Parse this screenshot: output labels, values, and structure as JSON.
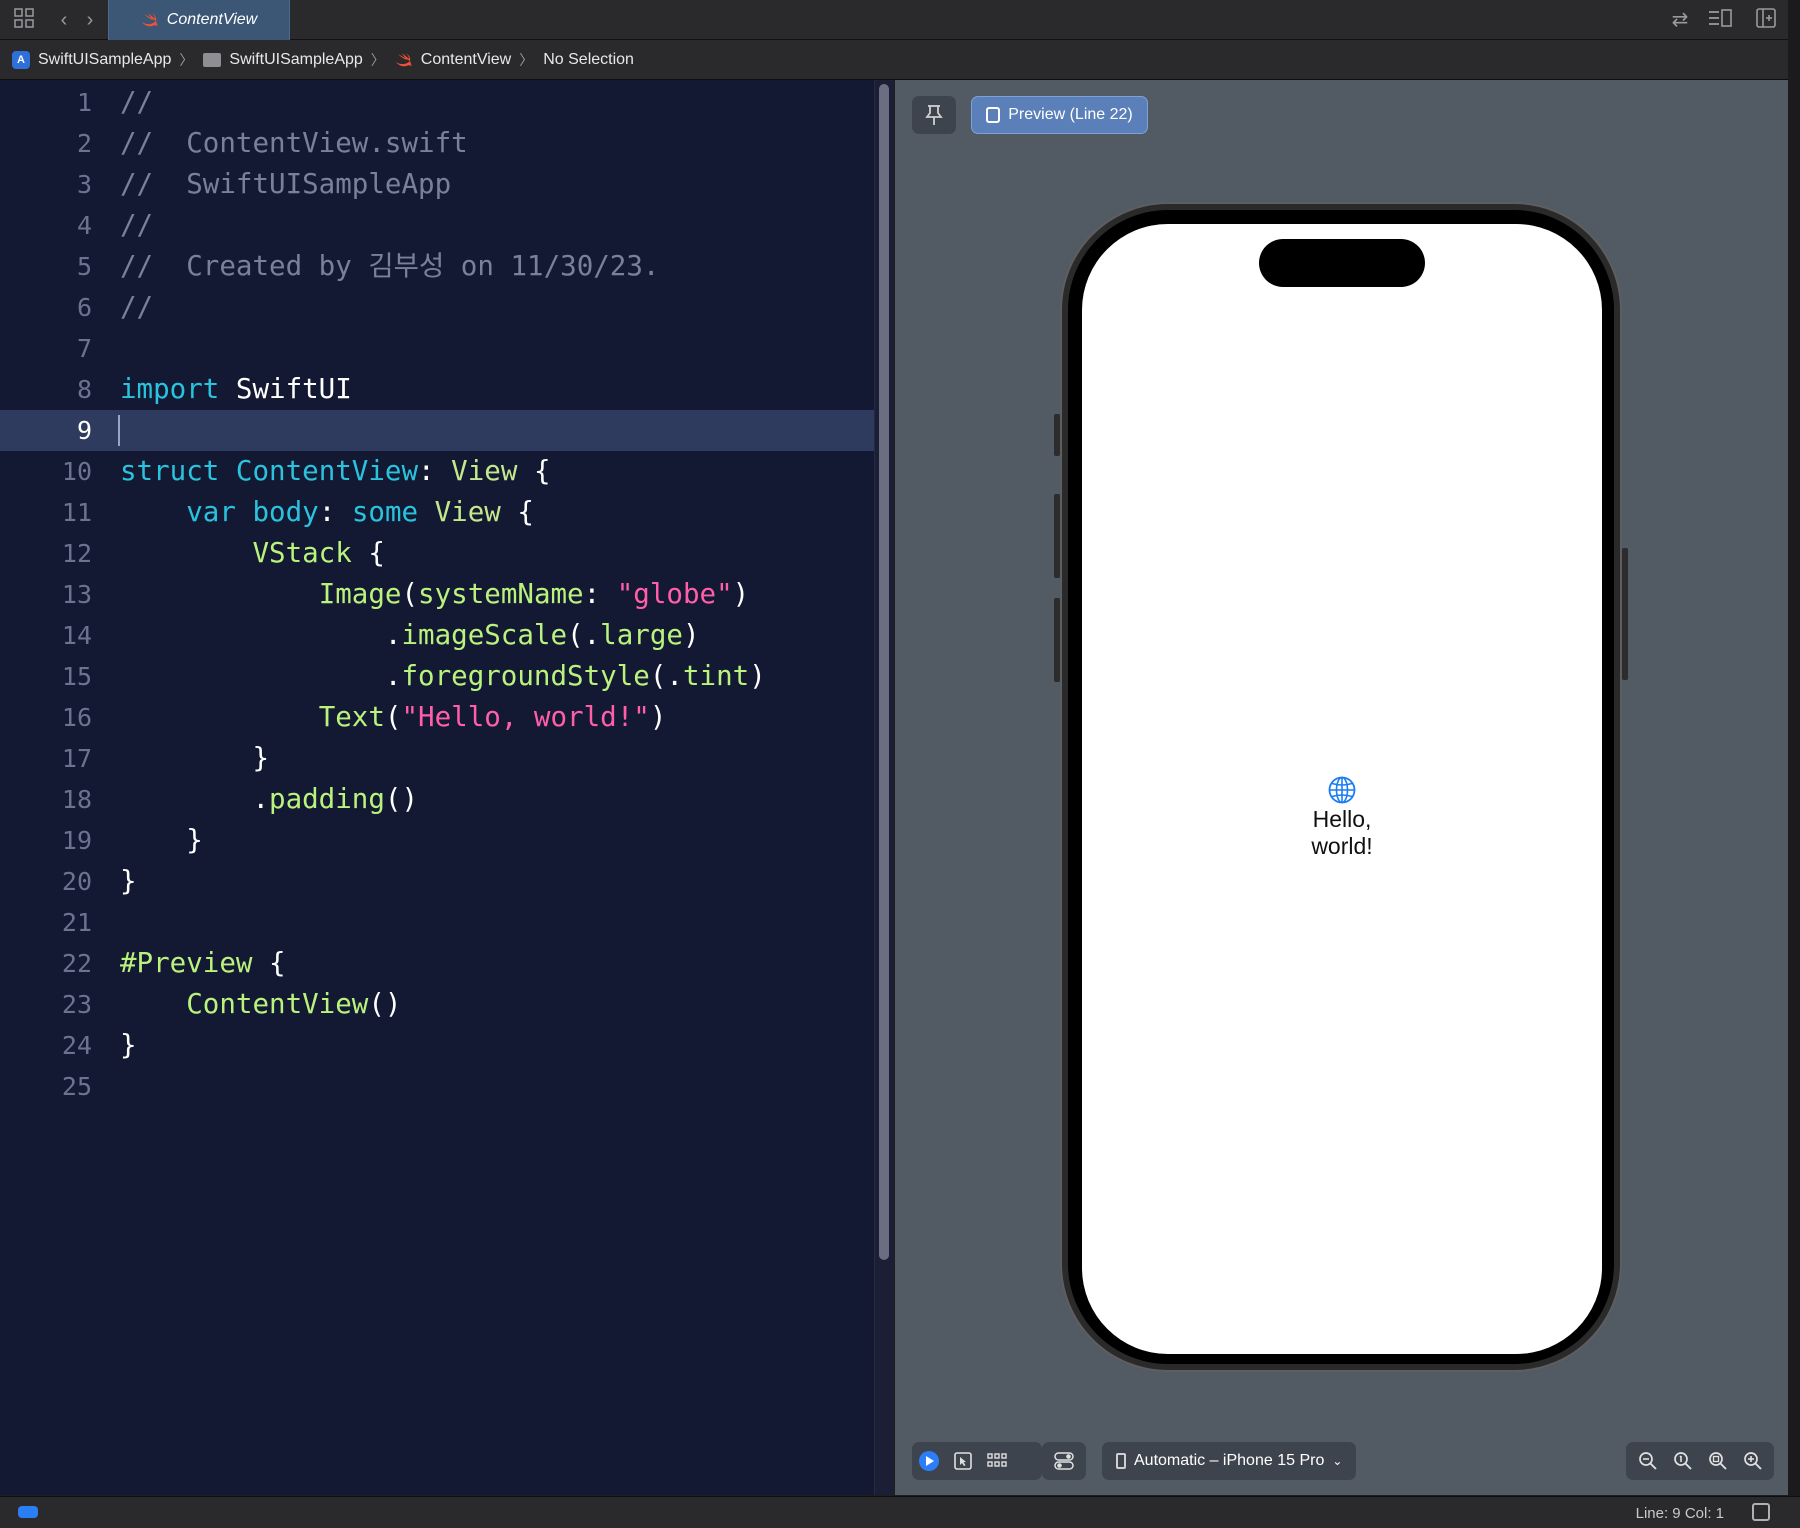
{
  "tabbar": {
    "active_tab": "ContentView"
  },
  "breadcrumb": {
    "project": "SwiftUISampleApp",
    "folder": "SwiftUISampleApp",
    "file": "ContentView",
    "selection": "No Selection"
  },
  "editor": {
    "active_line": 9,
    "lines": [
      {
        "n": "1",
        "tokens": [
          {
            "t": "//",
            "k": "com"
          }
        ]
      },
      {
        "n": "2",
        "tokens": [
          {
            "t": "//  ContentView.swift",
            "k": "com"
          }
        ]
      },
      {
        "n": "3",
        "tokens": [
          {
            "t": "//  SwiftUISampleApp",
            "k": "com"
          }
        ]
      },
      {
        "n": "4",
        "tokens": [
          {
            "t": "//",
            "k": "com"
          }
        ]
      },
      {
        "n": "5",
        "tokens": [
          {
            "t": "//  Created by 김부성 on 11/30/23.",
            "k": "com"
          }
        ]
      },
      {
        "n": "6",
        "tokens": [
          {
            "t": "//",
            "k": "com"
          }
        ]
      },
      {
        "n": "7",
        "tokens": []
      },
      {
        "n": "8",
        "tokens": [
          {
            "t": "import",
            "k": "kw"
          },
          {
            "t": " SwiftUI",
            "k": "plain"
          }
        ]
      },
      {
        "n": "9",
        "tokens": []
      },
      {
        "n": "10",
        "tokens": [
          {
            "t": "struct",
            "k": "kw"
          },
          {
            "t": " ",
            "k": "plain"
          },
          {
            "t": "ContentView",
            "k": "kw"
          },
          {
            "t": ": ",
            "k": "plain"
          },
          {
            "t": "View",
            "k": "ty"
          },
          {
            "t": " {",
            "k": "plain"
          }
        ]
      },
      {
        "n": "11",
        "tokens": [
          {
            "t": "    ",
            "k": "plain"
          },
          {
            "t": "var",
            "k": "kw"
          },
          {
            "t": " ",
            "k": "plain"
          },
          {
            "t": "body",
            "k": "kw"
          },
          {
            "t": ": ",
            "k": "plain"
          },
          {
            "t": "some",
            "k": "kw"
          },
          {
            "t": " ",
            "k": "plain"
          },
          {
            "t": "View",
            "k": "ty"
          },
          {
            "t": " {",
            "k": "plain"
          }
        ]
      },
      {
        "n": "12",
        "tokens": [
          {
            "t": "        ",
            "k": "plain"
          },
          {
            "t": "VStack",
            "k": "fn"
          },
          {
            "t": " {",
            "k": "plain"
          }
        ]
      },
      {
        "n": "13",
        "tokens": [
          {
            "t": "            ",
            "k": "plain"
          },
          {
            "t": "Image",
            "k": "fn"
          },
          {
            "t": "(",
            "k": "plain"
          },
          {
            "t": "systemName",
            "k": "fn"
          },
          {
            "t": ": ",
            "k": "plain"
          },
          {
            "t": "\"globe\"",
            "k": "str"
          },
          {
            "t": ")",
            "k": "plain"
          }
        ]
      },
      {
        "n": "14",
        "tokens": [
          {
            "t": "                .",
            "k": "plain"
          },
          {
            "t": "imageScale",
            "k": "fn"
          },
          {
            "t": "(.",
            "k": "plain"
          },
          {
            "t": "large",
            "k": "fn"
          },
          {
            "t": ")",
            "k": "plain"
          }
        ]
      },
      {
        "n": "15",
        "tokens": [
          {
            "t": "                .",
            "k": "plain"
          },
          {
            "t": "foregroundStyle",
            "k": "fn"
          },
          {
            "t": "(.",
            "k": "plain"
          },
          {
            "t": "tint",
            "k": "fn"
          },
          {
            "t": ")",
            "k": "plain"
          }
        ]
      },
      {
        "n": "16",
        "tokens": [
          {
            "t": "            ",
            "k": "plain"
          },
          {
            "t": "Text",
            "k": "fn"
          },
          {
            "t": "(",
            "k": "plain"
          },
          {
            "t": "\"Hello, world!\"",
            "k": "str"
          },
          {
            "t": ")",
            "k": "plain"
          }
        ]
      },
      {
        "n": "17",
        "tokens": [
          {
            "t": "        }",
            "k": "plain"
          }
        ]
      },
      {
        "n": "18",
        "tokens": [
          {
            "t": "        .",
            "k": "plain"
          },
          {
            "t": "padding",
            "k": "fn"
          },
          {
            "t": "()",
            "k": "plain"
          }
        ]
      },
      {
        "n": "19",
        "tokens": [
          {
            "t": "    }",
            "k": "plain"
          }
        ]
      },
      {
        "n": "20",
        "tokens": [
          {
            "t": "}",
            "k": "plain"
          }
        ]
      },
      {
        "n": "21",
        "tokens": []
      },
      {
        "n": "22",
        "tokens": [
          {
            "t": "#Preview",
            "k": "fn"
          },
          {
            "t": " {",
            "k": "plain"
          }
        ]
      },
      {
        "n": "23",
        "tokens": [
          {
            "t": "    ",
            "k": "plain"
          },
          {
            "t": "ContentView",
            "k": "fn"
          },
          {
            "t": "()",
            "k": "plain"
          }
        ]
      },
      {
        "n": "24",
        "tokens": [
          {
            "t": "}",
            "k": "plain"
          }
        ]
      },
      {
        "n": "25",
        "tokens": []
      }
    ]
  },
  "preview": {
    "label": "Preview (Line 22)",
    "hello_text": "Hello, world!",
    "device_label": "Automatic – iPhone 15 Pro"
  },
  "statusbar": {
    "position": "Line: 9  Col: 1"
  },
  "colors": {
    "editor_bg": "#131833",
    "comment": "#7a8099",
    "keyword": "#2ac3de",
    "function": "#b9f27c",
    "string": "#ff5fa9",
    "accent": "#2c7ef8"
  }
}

# # #

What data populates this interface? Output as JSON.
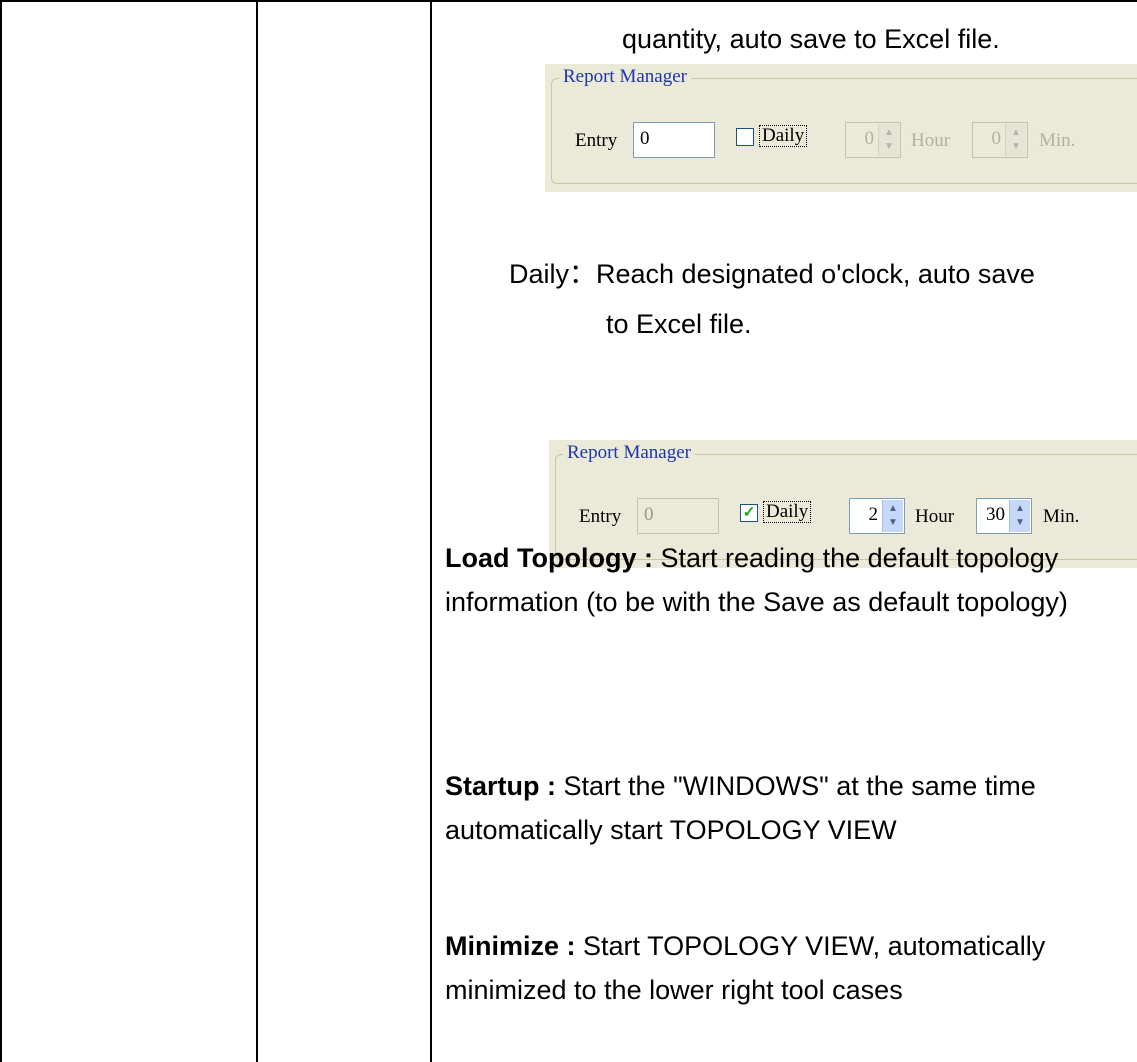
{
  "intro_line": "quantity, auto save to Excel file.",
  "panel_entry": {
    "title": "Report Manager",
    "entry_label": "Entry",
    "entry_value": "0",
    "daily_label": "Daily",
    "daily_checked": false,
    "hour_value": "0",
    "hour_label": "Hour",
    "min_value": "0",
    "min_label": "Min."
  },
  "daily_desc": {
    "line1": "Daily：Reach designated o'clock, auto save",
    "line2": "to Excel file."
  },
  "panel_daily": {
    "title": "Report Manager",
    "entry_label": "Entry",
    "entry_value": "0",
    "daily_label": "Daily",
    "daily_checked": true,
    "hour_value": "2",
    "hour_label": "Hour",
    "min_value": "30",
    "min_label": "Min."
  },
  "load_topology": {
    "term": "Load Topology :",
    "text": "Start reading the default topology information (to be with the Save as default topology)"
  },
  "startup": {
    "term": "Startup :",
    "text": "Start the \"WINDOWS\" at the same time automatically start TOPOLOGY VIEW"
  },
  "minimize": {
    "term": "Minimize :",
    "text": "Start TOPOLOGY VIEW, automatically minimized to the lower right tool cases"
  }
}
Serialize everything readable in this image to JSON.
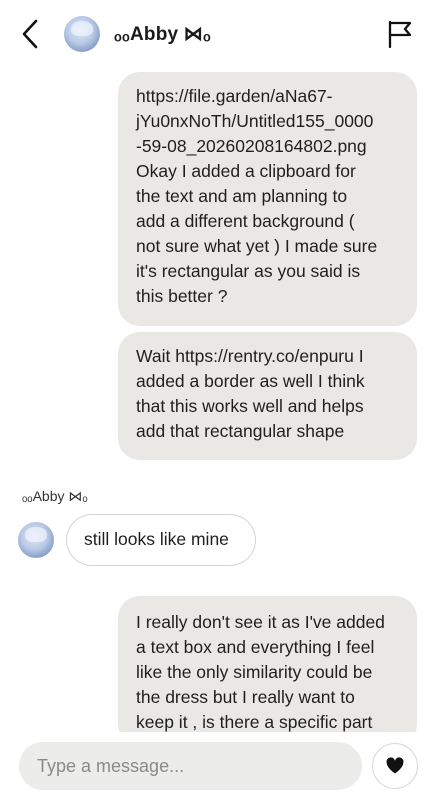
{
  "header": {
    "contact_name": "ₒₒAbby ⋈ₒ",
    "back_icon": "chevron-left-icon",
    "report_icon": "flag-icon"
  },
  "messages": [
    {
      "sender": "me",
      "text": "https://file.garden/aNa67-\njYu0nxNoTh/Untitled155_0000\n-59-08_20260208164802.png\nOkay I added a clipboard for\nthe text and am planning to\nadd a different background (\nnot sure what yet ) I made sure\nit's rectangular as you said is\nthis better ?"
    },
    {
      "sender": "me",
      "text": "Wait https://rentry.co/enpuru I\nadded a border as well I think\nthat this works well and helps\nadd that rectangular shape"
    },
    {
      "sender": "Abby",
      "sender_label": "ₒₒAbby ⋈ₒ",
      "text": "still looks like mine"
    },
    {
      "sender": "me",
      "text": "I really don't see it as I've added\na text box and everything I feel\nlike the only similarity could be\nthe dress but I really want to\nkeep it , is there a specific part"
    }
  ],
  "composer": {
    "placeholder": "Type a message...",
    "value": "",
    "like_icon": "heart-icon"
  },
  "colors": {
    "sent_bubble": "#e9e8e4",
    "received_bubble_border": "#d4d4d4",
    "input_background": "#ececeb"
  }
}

# # #

▶ [Required work]:
Pick out every line above that holds the word "Hello" and copy it.

▶ [Answer to the problem]:
            "t": "\"Hello, world!\"",
    "hello_text": "Hello, world!",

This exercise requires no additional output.